[Task goal]
Give the number of lines in this listing that contain "xlabel", with no other words.

[Provided information]
________________________

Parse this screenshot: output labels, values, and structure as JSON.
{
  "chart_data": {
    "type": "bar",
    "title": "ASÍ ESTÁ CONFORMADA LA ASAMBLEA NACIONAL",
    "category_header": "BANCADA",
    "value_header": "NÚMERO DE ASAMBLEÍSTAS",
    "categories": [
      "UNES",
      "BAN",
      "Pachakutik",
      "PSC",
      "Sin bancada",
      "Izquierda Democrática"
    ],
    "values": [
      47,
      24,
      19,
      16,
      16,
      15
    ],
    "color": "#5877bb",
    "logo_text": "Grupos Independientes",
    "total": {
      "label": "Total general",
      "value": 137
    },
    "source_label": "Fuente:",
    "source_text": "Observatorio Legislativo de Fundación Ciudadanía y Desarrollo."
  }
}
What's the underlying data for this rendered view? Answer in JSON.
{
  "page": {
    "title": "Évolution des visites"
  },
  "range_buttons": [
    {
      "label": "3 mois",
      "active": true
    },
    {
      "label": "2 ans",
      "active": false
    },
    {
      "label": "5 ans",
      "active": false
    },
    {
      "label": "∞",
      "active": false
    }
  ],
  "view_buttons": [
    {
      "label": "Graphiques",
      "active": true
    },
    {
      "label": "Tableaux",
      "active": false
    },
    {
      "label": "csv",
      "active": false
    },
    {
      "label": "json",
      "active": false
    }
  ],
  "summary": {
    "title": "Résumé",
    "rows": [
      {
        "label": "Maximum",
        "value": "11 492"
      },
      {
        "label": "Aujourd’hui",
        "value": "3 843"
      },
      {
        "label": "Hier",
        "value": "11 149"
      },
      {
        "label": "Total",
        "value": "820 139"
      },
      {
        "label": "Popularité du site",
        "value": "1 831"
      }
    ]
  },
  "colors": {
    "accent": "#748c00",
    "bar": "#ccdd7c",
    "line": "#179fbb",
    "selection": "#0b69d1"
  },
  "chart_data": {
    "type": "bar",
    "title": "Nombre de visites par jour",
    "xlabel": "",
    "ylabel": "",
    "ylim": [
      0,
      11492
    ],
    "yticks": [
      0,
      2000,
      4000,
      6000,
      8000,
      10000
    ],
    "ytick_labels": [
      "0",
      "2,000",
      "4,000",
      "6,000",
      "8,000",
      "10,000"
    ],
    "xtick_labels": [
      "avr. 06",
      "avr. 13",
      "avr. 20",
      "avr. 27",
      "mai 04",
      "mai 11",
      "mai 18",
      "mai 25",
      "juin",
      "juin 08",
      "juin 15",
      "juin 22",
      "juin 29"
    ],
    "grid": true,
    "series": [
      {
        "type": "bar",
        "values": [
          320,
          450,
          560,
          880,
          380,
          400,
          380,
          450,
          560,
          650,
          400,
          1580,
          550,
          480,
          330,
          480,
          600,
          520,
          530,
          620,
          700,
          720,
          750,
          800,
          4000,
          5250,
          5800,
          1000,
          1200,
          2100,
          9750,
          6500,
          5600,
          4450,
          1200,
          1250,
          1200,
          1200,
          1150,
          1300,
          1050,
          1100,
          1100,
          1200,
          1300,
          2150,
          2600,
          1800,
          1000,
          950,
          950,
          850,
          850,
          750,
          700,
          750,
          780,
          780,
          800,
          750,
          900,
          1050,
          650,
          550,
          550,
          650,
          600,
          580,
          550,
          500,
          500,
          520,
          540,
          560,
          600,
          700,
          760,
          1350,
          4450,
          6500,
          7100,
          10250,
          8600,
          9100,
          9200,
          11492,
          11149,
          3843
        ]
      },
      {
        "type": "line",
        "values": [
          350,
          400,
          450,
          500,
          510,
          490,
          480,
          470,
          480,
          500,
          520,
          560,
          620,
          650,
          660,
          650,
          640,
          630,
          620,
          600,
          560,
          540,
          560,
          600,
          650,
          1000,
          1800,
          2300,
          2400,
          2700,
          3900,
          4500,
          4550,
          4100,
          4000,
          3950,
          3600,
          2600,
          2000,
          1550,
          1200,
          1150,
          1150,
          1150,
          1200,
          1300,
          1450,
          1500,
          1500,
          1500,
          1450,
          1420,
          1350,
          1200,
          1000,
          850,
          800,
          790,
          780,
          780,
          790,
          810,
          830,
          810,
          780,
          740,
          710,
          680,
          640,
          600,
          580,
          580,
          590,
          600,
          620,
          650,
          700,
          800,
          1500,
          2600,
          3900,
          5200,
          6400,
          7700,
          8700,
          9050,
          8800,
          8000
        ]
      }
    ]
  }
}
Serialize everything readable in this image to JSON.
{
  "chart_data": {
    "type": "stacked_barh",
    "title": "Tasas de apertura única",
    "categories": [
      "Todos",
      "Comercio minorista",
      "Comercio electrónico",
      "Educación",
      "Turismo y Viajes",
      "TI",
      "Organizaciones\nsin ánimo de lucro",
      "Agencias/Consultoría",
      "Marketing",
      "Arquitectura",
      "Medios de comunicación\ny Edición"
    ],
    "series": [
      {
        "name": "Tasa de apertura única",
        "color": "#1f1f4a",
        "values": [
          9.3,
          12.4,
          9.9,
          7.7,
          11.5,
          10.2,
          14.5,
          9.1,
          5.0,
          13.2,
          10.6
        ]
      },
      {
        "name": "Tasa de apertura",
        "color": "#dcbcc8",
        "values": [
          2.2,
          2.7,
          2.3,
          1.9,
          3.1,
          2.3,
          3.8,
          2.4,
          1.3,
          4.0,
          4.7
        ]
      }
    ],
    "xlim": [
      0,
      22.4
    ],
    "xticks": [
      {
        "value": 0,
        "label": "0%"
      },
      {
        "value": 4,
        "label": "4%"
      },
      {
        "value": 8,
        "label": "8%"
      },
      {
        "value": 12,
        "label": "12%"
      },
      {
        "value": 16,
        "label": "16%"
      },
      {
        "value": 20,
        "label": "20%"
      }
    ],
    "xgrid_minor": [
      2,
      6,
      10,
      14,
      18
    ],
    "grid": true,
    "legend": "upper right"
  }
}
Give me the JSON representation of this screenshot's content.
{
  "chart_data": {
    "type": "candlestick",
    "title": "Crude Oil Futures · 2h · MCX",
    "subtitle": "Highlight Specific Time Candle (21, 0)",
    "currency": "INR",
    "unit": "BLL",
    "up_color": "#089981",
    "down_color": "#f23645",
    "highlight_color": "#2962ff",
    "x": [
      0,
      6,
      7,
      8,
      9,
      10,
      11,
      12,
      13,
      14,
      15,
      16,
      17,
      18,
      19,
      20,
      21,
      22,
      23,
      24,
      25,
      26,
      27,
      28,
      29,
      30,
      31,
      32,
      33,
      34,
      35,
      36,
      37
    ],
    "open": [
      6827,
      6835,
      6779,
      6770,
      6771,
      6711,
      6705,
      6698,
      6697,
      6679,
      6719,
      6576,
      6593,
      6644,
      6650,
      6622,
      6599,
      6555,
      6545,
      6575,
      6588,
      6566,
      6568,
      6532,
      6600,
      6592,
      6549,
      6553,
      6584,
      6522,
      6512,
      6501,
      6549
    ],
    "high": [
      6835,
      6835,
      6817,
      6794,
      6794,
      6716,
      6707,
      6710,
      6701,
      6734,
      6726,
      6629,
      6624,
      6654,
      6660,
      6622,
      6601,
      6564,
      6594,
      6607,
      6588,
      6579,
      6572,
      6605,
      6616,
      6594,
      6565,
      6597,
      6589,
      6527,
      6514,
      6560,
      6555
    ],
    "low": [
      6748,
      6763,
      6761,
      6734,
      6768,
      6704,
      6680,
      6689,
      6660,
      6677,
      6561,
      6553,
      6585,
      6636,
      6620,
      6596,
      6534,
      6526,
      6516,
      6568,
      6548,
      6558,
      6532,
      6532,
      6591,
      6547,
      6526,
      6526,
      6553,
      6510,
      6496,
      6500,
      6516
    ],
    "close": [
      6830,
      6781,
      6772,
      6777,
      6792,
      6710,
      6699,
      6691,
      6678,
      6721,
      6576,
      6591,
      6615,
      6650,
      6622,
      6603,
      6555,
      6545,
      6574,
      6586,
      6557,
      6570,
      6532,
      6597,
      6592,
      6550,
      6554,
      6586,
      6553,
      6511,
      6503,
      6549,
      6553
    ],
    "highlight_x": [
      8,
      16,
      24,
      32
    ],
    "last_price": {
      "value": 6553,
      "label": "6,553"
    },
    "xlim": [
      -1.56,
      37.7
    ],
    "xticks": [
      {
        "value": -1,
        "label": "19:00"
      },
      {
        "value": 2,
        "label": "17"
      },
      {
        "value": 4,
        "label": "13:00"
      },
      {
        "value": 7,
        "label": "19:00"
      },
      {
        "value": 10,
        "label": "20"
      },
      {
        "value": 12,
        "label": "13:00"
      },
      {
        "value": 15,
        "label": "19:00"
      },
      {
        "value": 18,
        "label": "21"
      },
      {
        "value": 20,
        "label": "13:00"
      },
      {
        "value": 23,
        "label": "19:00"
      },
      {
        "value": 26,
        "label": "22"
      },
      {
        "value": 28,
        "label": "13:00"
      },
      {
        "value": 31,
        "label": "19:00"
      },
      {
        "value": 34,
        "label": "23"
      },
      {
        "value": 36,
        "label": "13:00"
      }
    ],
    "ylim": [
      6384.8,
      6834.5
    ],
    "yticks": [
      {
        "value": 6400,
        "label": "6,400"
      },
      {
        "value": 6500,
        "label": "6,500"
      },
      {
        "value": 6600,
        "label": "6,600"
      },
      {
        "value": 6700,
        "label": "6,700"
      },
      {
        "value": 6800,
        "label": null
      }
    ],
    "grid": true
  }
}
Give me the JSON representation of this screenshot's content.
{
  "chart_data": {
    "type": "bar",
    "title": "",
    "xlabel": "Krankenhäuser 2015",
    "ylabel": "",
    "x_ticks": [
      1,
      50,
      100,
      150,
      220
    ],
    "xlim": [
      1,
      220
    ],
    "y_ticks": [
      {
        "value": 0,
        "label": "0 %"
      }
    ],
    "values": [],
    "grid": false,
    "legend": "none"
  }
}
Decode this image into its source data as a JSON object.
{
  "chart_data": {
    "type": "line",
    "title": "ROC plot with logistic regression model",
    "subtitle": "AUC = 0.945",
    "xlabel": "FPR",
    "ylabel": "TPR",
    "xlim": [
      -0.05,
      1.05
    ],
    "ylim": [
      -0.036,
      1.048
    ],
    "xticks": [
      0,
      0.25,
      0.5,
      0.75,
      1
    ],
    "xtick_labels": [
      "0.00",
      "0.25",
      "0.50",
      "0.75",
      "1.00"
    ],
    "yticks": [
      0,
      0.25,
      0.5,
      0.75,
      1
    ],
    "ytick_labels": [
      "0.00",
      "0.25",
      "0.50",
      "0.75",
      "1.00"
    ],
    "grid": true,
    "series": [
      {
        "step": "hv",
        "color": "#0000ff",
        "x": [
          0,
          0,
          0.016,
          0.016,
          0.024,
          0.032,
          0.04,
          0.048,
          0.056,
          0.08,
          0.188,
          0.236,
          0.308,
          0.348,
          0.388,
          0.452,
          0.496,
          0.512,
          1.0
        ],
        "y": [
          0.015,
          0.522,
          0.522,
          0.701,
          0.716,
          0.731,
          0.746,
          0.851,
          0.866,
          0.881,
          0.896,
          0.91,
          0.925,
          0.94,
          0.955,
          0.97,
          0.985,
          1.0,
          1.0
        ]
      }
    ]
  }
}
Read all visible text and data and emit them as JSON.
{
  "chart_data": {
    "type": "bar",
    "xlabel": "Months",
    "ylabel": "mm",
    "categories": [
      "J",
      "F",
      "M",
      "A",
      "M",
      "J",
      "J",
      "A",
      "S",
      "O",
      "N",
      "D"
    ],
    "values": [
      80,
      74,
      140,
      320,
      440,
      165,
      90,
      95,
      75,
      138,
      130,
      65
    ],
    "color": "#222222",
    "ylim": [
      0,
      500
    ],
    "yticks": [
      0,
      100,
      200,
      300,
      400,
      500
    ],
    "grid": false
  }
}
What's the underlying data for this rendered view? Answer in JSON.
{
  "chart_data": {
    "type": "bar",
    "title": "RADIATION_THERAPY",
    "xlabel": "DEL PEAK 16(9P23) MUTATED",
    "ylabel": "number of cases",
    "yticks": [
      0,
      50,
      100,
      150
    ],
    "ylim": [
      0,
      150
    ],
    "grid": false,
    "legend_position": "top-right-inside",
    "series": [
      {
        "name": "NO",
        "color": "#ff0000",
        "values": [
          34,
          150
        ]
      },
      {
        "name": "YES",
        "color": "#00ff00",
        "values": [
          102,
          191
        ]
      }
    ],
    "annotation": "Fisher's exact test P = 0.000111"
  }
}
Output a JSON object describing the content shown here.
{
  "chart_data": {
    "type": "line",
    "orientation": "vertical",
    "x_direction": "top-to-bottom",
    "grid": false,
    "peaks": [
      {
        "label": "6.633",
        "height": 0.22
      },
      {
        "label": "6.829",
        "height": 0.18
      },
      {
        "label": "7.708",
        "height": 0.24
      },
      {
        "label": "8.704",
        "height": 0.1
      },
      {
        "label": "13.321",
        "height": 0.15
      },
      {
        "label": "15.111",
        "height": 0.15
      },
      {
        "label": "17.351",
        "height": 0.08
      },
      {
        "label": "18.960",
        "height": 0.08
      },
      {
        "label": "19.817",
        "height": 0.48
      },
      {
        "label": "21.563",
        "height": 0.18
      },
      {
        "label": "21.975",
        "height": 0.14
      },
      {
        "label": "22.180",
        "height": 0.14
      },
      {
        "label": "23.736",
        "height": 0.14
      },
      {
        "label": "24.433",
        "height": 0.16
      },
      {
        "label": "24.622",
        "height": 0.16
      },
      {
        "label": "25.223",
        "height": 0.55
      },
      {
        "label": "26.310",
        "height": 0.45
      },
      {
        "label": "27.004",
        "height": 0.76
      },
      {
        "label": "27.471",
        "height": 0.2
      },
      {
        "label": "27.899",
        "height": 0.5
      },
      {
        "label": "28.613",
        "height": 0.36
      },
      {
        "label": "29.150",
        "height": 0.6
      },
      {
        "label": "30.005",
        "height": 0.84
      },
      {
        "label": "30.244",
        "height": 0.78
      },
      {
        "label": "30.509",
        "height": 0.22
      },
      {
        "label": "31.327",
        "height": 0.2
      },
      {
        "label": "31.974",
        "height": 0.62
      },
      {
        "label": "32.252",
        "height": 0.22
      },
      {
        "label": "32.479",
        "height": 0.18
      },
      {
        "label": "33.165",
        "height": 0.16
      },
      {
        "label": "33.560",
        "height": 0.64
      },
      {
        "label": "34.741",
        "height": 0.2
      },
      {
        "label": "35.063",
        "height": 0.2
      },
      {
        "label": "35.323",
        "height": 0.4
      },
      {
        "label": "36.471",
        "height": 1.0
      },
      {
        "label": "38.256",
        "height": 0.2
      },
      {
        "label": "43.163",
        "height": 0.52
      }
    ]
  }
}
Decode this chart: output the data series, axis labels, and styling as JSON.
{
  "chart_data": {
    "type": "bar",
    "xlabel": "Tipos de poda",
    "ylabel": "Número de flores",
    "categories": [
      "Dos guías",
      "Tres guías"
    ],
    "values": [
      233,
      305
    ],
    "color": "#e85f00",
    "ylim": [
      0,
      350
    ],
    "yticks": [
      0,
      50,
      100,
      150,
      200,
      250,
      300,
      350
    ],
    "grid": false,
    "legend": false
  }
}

________________________

[Reply]
6